_Goal_: Collect all lines containing the word "JSON" from the data.

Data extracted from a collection
_ _ _ _
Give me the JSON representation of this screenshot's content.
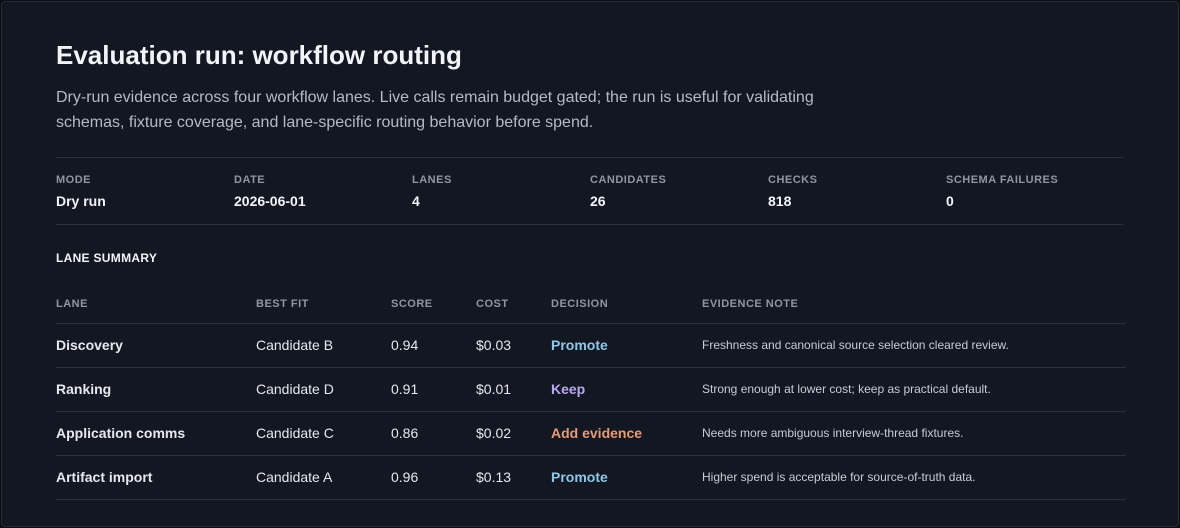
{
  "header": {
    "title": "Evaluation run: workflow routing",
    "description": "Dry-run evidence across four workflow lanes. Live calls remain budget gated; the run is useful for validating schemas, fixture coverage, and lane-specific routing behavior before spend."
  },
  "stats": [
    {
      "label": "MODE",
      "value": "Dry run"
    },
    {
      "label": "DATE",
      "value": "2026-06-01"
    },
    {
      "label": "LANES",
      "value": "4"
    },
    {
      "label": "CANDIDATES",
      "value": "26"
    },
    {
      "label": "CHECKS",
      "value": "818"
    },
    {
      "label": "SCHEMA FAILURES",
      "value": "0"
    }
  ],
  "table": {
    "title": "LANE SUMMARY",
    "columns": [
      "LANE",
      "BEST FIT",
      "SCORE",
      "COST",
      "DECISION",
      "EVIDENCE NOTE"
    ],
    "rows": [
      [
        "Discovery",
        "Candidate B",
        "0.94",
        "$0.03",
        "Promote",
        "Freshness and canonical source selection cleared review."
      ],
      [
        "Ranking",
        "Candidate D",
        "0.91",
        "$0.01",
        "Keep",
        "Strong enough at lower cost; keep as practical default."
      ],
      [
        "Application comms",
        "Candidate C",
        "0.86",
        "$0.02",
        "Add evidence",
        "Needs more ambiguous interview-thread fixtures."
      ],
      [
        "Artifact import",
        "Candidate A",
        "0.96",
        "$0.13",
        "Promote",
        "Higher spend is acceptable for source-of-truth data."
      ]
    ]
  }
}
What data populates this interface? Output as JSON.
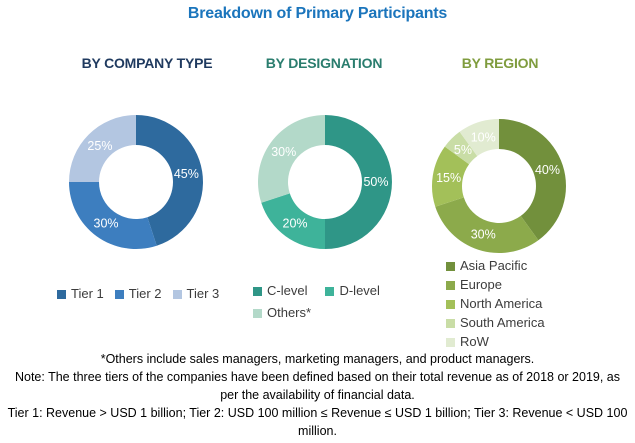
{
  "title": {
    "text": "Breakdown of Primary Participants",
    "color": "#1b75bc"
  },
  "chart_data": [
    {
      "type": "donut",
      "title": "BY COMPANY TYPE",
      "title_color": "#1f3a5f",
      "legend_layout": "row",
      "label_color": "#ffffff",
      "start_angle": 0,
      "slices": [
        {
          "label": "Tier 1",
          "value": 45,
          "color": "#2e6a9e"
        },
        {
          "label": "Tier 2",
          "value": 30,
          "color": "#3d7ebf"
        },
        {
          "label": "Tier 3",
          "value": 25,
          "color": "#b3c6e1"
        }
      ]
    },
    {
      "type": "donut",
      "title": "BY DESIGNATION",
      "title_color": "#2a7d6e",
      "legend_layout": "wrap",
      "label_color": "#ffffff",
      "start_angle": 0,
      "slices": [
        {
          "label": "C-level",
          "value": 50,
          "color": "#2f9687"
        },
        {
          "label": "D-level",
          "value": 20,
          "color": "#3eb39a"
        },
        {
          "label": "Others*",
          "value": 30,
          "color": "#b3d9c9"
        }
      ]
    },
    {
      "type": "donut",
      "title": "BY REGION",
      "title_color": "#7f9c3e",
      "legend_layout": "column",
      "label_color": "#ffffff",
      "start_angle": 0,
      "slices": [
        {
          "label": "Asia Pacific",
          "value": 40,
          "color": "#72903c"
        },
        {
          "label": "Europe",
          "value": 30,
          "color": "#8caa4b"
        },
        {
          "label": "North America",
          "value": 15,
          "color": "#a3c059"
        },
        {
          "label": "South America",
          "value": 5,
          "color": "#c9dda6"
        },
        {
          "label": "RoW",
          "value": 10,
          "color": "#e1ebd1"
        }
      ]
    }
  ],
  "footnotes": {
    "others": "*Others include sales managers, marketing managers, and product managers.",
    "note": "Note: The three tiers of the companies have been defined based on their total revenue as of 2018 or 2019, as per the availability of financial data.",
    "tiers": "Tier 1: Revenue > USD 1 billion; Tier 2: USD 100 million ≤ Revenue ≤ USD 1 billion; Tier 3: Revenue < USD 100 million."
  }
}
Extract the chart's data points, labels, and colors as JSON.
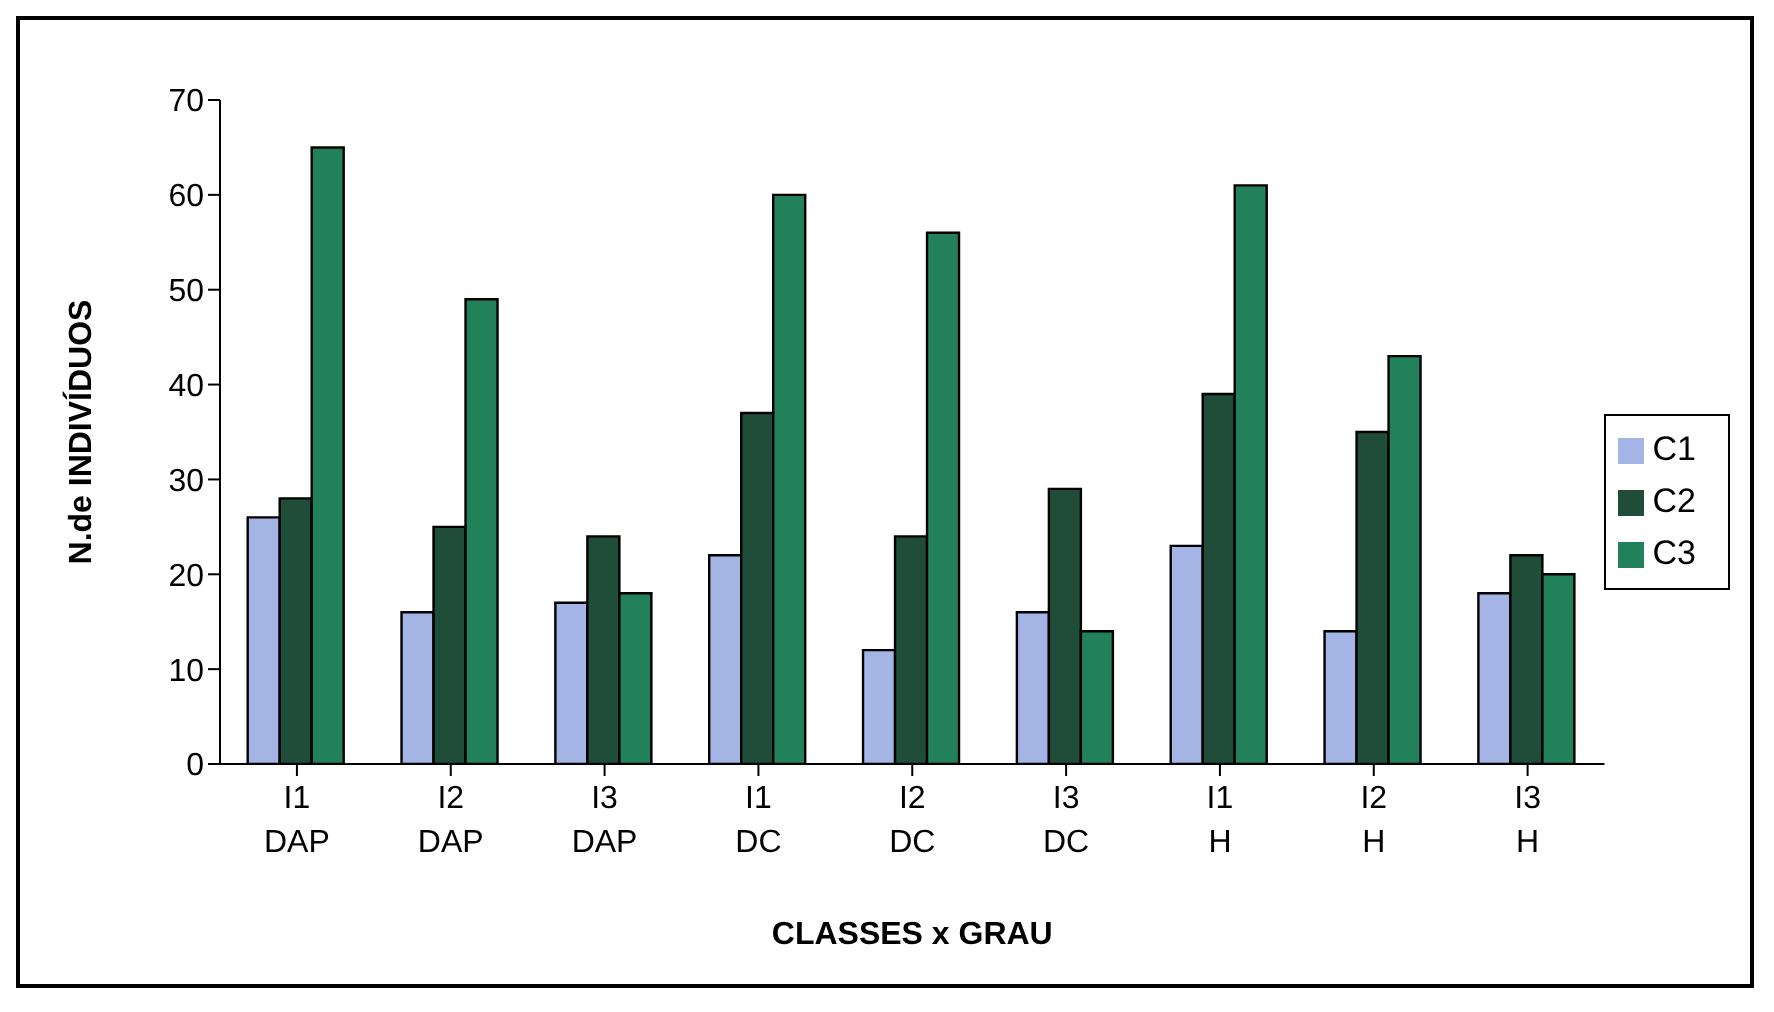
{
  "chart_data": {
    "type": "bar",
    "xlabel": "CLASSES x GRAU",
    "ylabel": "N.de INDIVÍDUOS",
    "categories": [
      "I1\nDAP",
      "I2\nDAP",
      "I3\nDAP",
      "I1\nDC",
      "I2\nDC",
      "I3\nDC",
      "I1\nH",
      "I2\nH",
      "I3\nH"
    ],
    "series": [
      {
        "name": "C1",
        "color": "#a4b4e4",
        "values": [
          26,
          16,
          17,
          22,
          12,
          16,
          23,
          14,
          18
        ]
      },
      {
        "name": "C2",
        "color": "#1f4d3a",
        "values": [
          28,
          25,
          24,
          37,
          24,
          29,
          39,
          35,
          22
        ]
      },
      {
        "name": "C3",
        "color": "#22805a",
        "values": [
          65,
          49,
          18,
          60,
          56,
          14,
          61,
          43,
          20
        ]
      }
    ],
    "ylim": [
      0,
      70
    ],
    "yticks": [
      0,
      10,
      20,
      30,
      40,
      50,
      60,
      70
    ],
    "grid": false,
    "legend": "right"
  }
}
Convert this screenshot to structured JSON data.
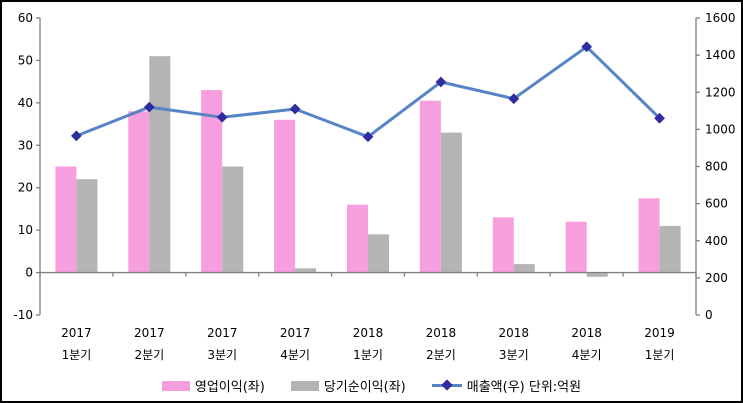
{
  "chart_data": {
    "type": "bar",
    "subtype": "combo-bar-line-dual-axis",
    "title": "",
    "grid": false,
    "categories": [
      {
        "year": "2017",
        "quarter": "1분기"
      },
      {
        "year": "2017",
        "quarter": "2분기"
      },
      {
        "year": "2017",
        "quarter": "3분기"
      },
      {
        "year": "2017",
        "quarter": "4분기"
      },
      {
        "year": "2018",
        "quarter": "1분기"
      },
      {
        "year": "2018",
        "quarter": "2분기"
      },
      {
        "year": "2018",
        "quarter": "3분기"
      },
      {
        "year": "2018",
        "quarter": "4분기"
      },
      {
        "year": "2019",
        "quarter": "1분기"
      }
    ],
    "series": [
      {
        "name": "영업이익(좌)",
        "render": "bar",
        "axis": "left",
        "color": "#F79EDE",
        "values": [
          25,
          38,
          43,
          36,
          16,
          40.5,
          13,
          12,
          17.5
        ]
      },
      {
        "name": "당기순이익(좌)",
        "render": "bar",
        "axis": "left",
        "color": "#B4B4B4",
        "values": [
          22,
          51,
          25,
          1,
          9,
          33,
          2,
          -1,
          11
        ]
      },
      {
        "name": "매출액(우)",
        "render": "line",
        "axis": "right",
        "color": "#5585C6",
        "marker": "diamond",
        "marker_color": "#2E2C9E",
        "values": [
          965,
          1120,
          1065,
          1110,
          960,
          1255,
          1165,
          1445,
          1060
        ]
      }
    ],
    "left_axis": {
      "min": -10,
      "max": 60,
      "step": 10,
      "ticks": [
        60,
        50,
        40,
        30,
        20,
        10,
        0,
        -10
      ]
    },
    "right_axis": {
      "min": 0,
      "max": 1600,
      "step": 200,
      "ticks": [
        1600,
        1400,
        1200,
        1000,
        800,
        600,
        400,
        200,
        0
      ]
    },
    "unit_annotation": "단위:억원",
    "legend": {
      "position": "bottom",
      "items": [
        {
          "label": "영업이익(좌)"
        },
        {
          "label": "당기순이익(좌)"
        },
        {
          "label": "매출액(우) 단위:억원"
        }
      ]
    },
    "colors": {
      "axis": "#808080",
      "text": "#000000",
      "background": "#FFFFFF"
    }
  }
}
_ _ _ _
_Final answer_:
Give me the JSON representation of this screenshot's content.
What data populates this interface? Output as JSON.
Extract the chart's data points, labels, and colors as JSON.
Convert this screenshot to structured JSON data.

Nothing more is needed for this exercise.